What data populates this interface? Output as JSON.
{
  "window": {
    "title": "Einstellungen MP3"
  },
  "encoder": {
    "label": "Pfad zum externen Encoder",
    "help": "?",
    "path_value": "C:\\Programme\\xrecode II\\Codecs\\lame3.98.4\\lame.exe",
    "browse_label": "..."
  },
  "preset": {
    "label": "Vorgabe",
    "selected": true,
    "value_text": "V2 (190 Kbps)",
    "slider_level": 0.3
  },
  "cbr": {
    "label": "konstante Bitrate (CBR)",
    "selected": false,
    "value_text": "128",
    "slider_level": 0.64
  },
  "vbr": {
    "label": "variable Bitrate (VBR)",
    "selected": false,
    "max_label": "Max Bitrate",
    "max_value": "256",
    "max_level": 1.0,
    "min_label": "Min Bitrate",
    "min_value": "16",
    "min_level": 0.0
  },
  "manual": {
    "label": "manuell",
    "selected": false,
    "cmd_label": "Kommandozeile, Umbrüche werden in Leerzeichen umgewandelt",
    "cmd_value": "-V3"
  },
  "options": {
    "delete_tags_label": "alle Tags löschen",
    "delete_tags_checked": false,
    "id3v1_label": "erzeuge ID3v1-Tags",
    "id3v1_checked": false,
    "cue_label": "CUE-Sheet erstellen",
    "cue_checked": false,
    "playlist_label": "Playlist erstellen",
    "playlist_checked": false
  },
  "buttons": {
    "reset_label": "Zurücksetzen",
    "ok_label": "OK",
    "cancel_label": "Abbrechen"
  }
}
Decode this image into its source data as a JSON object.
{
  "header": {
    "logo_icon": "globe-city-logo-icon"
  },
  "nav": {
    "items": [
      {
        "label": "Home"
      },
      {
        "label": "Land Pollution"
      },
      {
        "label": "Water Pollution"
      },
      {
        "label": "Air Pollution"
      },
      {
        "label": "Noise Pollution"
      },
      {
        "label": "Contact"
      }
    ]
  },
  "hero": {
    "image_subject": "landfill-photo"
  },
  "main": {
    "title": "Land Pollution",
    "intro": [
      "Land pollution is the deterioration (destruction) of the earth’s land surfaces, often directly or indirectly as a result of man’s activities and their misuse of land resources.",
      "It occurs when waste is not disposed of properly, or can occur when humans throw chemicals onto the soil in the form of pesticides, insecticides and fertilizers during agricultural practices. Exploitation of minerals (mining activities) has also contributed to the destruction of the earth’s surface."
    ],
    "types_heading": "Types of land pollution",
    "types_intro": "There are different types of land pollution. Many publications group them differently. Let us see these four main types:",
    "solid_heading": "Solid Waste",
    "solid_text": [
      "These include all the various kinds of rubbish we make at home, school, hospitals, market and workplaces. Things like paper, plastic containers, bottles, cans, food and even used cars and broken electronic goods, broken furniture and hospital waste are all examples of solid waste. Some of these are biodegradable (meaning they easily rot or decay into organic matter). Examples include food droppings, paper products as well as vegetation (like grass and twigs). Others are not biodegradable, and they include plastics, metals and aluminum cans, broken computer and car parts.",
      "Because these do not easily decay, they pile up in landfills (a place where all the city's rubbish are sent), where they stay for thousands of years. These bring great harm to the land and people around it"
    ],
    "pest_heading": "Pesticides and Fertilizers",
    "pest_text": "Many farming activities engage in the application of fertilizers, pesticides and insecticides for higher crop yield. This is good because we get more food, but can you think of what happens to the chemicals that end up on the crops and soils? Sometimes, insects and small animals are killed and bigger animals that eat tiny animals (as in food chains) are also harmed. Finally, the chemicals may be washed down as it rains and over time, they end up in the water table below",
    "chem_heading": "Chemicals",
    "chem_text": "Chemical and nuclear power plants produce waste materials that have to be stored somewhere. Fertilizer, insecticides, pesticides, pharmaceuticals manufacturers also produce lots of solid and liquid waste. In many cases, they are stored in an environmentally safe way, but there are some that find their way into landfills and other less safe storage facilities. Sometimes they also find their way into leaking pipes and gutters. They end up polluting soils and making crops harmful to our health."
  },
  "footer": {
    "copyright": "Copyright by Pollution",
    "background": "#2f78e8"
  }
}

- [Set exercise]
Output the listing above exactly as it appears.

- [Output of the exercise]
What data populates this interface? Output as JSON.
{
  "window": {
    "title": "Einstellungen MP3"
  },
  "encoder": {
    "label": "Pfad zum externen Encoder",
    "help": "?",
    "path_value": "C:\\Programme\\xrecode II\\Codecs\\lame3.98.4\\lame.exe",
    "browse_label": "..."
  },
  "preset": {
    "label": "Vorgabe",
    "selected": true,
    "value_text": "V2 (190 Kbps)",
    "slider_level": 0.3
  },
  "cbr": {
    "label": "konstante Bitrate (CBR)",
    "selected": false,
    "value_text": "128",
    "slider_level": 0.64
  },
  "vbr": {
    "label": "variable Bitrate (VBR)",
    "selected": false,
    "max_label": "Max Bitrate",
    "max_value": "256",
    "max_level": 1.0,
    "min_label": "Min Bitrate",
    "min_value": "16",
    "min_level": 0.0
  },
  "manual": {
    "label": "manuell",
    "selected": false,
    "cmd_label": "Kommandozeile, Umbrüche werden in Leerzeichen umgewandelt",
    "cmd_value": "-V3"
  },
  "options": {
    "delete_tags_label": "alle Tags löschen",
    "delete_tags_checked": false,
    "id3v1_label": "erzeuge ID3v1-Tags",
    "id3v1_checked": false,
    "cue_label": "CUE-Sheet erstellen",
    "cue_checked": false,
    "playlist_label": "Playlist erstellen",
    "playlist_checked": false
  },
  "buttons": {
    "reset_label": "Zurücksetzen",
    "ok_label": "OK",
    "cancel_label": "Abbrechen"
  }
}
Decode this image into its source data as a JSON object.
{
  "header": {
    "logo_icon": "globe-city-logo-icon"
  },
  "nav": {
    "items": [
      {
        "label": "Home"
      },
      {
        "label": "Land Pollution"
      },
      {
        "label": "Water Pollution"
      },
      {
        "label": "Air Pollution"
      },
      {
        "label": "Noise Pollution"
      },
      {
        "label": "Contact"
      }
    ]
  },
  "hero": {
    "image_subject": "landfill-photo"
  },
  "main": {
    "title": "Land Pollution",
    "intro": [
      "Land pollution is the deterioration (destruction) of the earth’s land surfaces, often directly or indirectly as a result of man’s activities and their misuse of land resources.",
      "It occurs when waste is not disposed of properly, or can occur when humans throw chemicals onto the soil in the form of pesticides, insecticides and fertilizers during agricultural practices. Exploitation of minerals (mining activities) has also contributed to the destruction of the earth’s surface."
    ],
    "types_heading": "Types of land pollution",
    "types_intro": "There are different types of land pollution. Many publications group them differently. Let us see these four main types:",
    "solid_heading": "Solid Waste",
    "solid_text": [
      "These include all the various kinds of rubbish we make at home, school, hospitals, market and workplaces. Things like paper, plastic containers, bottles, cans, food and even used cars and broken electronic goods, broken furniture and hospital waste are all examples of solid waste. Some of these are biodegradable (meaning they easily rot or decay into organic matter). Examples include food droppings, paper products as well as vegetation (like grass and twigs). Others are not biodegradable, and they include plastics, metals and aluminum cans, broken computer and car parts.",
      "Because these do not easily decay, they pile up in landfills (a place where all the city's rubbish are sent), where they stay for thousands of years. These bring great harm to the land and people around it"
    ],
    "pest_heading": "Pesticides and Fertilizers",
    "pest_text": "Many farming activities engage in the application of fertilizers, pesticides and insecticides for higher crop yield. This is good because we get more food, but can you think of what happens to the chemicals that end up on the crops and soils? Sometimes, insects and small animals are killed and bigger animals that eat tiny animals (as in food chains) are also harmed. Finally, the chemicals may be washed down as it rains and over time, they end up in the water table below",
    "chem_heading": "Chemicals",
    "chem_text": "Chemical and nuclear power plants produce waste materials that have to be stored somewhere. Fertilizer, insecticides, pesticides, pharmaceuticals manufacturers also produce lots of solid and liquid waste. In many cases, they are stored in an environmentally safe way, but there are some that find their way into landfills and other less safe storage facilities. Sometimes they also find their way into leaking pipes and gutters. They end up polluting soils and making crops harmful to our health."
  },
  "footer": {
    "copyright": "Copyright by Pollution",
    "background": "#2f78e8"
  }
}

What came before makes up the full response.